◆ **TASK GOAL**:
In the entries below, identify every line with the string "Names" and copy it.

◆ **DATA PROVIDED**:

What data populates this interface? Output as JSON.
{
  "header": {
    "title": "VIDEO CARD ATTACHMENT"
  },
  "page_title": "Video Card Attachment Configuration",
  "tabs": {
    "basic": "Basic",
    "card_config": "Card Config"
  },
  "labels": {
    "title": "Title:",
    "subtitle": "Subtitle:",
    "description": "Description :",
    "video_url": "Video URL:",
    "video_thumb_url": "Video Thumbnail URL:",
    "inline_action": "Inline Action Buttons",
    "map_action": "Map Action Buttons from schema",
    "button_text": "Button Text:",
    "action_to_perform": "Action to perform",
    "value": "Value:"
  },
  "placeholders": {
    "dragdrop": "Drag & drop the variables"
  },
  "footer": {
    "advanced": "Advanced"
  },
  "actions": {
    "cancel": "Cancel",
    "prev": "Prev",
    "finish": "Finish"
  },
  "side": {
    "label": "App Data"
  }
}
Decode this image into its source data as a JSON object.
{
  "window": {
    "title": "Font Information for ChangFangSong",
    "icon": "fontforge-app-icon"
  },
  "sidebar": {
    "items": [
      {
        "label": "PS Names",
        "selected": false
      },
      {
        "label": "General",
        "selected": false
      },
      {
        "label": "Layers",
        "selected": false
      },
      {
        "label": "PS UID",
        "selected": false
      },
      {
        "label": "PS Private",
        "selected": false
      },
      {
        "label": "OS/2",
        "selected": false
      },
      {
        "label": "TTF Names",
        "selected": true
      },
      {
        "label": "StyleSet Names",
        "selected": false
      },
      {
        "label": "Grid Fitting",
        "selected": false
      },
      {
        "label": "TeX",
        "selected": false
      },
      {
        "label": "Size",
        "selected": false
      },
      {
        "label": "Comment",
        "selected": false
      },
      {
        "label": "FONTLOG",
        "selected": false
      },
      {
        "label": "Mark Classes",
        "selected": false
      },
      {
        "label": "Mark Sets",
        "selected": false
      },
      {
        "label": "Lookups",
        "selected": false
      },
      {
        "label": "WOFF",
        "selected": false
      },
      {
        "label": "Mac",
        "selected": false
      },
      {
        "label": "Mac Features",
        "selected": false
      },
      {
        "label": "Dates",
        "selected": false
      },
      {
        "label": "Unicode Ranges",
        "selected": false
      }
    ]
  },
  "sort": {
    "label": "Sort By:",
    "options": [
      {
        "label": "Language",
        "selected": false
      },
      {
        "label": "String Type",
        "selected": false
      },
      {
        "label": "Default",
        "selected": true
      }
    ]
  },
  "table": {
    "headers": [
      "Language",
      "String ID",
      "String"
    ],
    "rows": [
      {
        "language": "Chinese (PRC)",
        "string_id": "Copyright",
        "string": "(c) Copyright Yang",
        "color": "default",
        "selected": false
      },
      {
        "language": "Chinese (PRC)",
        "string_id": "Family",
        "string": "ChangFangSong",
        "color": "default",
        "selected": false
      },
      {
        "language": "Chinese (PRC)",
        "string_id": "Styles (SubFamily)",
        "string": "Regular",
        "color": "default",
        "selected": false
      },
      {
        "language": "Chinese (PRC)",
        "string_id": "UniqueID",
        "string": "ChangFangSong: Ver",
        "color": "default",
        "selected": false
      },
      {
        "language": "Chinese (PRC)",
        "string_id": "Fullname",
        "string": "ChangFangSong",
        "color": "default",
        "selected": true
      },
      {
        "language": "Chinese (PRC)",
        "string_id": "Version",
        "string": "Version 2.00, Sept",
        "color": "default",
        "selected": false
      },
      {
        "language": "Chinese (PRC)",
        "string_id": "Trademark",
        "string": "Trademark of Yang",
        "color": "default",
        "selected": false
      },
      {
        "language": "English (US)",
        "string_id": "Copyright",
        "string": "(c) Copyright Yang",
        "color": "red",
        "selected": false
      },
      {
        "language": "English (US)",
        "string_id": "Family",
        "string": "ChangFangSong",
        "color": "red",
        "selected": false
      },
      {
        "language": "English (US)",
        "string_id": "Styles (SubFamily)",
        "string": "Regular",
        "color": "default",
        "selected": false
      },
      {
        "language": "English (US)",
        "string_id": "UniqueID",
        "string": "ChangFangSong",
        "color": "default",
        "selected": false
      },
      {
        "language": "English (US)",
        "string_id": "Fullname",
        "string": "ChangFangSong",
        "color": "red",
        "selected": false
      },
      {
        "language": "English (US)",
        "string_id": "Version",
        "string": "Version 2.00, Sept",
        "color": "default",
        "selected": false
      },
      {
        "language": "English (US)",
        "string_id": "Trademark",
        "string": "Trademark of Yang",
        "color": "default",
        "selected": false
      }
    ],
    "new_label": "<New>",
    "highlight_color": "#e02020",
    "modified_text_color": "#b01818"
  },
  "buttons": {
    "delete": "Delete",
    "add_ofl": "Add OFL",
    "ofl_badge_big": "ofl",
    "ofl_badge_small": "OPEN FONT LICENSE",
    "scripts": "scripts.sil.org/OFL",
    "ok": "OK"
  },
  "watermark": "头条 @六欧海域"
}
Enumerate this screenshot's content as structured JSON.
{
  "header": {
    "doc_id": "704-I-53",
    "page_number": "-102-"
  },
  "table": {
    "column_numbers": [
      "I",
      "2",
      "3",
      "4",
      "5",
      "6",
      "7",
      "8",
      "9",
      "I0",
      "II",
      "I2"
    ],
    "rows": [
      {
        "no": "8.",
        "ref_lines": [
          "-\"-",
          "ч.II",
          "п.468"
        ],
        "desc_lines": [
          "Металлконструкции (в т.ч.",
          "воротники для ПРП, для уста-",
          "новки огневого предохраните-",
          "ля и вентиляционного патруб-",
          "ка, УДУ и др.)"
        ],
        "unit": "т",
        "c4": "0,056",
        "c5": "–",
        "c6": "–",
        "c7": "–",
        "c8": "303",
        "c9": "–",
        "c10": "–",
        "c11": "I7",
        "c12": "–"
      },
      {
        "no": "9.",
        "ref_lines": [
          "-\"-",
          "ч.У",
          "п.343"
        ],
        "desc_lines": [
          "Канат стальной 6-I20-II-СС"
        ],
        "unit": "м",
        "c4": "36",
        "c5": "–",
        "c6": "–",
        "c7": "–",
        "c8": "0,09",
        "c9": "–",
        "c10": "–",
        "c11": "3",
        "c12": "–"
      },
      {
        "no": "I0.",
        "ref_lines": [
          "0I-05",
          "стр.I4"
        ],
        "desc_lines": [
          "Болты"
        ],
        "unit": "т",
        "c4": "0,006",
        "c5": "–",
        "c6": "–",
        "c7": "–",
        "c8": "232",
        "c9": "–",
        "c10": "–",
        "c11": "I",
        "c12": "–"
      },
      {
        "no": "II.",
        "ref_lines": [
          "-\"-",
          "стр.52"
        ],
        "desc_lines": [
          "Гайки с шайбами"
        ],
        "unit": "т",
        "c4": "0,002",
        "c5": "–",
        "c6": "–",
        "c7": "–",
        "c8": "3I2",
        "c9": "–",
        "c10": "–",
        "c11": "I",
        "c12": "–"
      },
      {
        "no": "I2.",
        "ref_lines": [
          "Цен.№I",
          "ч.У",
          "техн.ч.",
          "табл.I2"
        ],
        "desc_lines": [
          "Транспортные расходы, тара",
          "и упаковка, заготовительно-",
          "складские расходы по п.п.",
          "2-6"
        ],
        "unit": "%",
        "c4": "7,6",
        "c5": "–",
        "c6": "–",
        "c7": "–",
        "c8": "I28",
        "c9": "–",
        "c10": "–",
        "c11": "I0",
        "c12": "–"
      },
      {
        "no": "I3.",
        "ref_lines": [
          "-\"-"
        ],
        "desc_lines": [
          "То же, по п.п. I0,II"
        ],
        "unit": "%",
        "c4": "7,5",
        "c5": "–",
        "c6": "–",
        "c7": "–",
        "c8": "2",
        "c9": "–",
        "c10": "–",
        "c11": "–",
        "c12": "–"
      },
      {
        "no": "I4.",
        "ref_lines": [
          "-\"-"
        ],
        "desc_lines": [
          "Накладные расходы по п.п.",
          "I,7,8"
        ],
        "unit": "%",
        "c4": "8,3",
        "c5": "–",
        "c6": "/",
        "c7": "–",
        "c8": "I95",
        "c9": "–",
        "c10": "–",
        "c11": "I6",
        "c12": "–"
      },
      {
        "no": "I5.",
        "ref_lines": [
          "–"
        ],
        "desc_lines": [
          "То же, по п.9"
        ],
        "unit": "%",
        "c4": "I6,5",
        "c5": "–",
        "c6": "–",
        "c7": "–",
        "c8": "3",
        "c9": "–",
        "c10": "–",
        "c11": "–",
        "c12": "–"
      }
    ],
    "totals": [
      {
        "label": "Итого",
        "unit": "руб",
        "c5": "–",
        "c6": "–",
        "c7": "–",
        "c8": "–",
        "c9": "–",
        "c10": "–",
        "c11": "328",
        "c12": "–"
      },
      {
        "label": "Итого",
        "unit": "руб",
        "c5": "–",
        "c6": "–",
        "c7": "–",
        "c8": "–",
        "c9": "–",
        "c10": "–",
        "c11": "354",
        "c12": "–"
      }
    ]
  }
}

◆ **REPLY TO THE EXERCISE**:
        "label": "PS Names",
        "label": "TTF Names",
        "label": "StyleSet Names",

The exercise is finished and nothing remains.